Problem to work on — Calculate how many lines in the following records hold the word "Постановка", and report that number without comment.

Dataset entries
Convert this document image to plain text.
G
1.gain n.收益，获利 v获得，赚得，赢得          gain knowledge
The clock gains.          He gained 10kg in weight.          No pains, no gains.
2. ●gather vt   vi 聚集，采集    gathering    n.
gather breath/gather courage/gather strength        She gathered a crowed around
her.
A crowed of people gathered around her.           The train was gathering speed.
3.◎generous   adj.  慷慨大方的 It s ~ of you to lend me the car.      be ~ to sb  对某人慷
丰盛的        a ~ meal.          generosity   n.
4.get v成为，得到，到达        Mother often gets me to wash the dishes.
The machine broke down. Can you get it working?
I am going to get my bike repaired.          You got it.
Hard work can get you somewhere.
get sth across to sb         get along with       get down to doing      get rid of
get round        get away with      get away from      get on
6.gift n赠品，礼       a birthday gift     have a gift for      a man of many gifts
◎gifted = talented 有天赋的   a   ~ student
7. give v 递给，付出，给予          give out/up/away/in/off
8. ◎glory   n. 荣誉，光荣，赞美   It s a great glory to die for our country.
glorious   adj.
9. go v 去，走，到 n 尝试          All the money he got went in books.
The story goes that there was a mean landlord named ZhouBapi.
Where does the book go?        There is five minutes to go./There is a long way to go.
* * *
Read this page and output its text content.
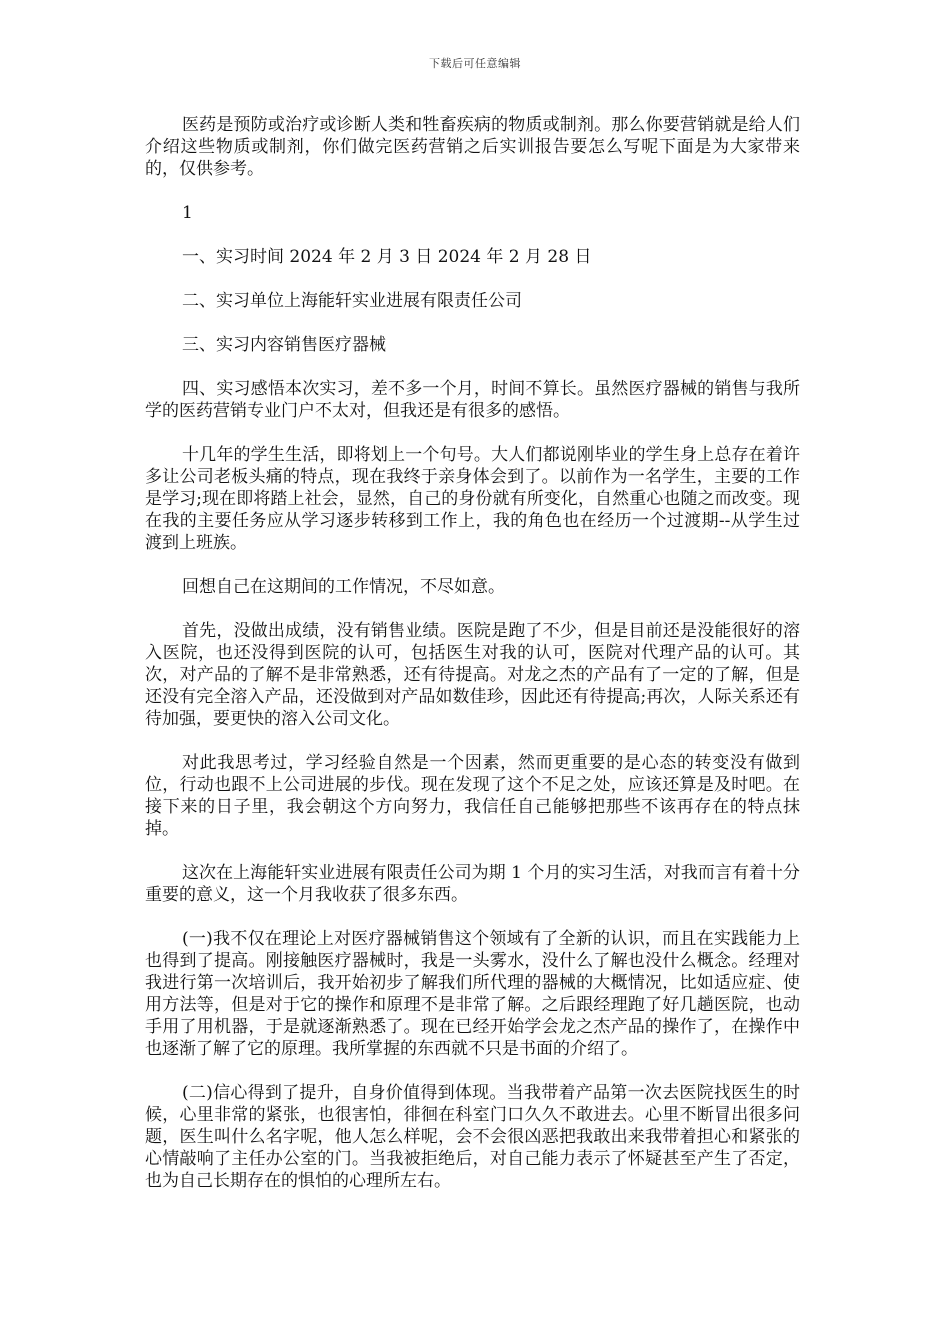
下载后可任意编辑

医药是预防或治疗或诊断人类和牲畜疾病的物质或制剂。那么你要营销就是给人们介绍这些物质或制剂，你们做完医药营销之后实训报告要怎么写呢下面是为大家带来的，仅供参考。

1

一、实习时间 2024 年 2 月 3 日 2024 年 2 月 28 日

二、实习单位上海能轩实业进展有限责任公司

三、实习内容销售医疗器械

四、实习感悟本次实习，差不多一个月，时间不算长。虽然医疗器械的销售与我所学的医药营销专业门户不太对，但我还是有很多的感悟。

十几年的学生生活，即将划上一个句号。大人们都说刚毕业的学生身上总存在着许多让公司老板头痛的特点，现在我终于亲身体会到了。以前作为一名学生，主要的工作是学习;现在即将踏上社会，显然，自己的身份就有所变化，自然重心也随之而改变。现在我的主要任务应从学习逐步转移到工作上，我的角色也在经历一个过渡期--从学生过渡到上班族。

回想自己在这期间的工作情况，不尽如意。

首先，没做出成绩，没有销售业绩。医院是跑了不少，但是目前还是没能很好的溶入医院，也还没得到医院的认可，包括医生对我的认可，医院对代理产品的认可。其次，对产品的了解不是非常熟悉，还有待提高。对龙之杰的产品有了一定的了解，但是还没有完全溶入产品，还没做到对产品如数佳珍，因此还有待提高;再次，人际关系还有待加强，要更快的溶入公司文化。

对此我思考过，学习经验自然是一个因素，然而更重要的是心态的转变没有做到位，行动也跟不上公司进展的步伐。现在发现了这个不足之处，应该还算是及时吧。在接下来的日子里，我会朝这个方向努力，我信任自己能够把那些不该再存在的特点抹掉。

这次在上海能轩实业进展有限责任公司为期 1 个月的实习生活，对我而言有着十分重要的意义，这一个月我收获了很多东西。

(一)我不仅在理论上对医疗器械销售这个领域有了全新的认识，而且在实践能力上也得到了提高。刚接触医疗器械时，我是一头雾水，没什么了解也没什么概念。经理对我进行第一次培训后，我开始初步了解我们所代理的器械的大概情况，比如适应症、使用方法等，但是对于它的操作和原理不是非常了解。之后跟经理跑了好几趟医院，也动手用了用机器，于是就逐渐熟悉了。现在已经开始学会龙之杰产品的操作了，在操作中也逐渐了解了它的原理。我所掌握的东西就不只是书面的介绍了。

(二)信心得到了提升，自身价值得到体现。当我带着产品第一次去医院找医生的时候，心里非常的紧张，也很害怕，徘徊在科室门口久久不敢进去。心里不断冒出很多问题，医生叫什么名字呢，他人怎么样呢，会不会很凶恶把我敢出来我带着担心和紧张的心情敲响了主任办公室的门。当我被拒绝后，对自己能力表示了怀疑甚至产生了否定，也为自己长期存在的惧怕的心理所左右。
* * *
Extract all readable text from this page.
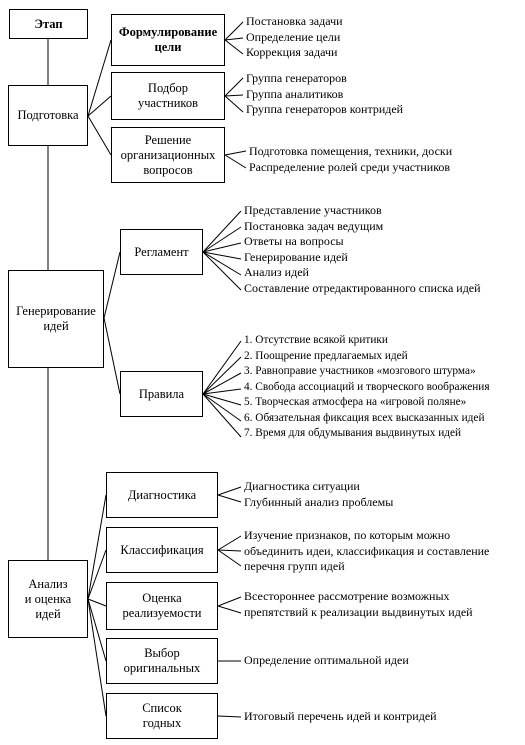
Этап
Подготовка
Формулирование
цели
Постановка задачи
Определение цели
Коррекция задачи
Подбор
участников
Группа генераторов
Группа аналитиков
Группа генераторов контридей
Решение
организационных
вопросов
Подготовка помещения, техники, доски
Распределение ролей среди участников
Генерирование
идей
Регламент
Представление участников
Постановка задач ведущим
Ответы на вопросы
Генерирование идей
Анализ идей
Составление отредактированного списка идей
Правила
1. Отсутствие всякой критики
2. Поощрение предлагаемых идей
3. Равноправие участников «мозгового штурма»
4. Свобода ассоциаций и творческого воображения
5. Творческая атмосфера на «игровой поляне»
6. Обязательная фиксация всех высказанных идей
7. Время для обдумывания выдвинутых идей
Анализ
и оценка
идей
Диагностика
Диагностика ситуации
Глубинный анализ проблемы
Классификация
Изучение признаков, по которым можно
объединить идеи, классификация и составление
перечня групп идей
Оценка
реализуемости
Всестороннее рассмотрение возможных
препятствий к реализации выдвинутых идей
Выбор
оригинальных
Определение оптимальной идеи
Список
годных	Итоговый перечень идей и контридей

Full output — 2